**Your instructions**: Filter the records for lines holding the string "caption".

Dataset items
╔══
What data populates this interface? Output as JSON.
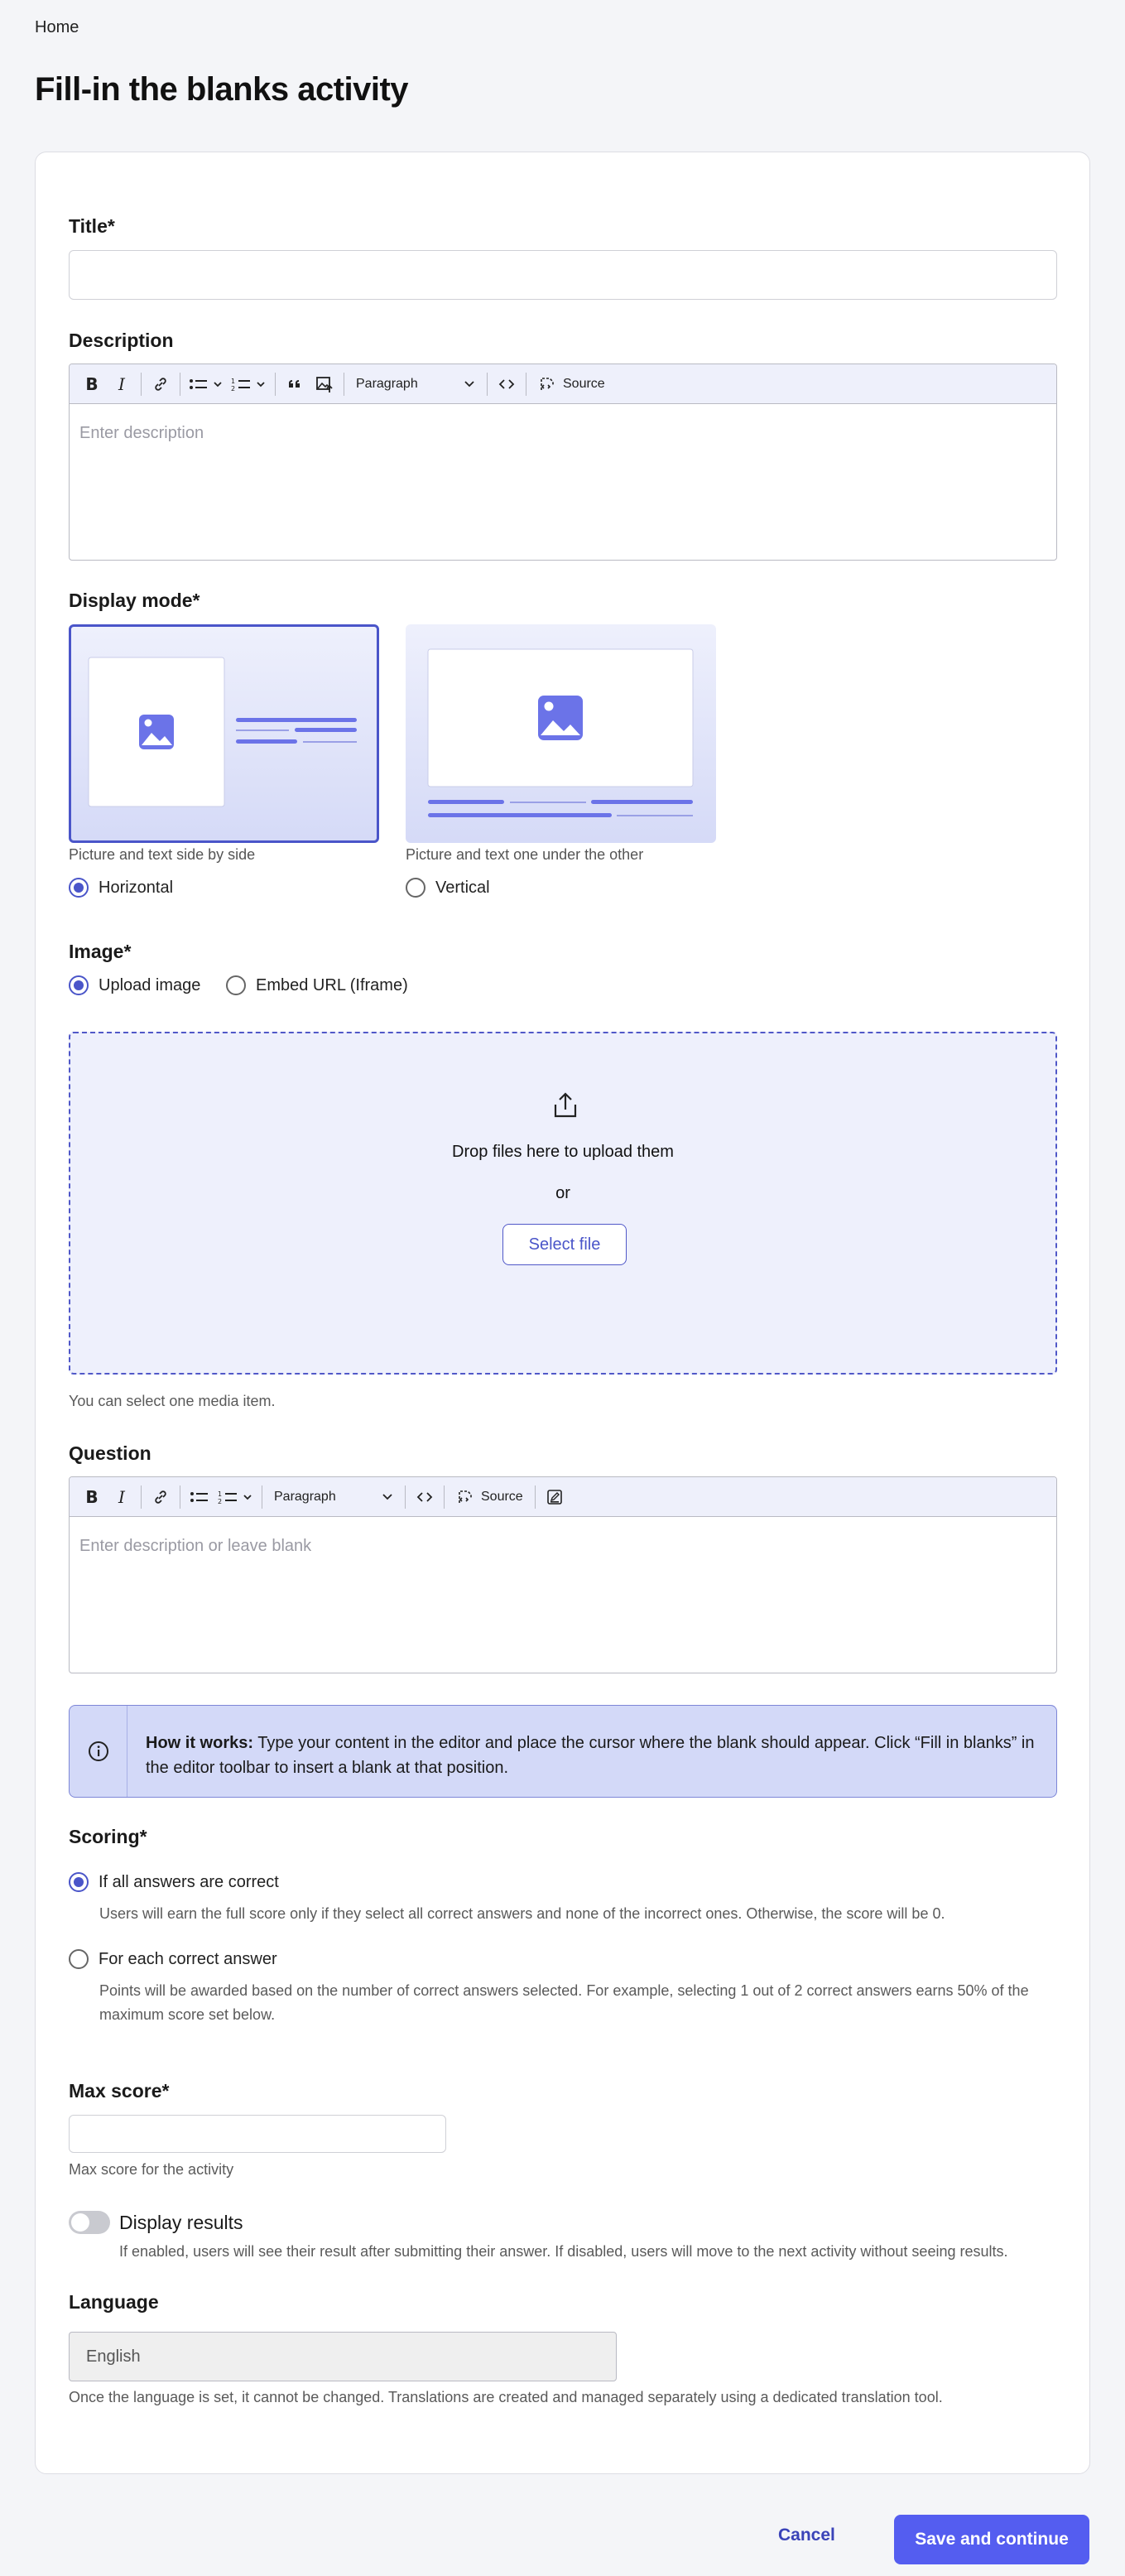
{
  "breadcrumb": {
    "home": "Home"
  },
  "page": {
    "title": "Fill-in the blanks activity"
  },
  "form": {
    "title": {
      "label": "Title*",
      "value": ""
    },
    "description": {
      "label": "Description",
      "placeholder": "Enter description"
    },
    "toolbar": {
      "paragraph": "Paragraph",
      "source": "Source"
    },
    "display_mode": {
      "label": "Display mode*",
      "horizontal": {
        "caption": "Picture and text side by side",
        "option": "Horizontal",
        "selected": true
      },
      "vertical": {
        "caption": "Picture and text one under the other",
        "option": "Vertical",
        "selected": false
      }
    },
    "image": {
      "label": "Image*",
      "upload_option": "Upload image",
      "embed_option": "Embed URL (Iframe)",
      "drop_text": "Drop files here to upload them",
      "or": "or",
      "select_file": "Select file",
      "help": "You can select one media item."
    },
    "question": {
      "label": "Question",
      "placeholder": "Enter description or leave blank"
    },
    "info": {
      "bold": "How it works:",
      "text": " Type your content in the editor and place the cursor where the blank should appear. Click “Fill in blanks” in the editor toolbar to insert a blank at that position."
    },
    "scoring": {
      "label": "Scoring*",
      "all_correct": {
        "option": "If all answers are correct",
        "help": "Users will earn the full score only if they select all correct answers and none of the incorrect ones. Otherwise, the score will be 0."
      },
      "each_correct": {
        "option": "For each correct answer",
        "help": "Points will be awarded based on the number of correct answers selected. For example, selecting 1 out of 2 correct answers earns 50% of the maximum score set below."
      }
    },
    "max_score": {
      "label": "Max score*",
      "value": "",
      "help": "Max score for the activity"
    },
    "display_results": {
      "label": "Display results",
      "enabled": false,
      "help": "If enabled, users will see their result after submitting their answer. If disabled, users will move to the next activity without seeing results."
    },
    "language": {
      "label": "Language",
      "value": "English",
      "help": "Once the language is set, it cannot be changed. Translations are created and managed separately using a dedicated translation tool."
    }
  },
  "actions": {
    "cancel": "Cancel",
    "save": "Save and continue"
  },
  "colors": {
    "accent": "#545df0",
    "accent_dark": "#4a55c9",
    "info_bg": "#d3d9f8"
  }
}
╚══
**Result**:
        "caption": "Picture and text side by side",
        "caption": "Picture and text one under the other",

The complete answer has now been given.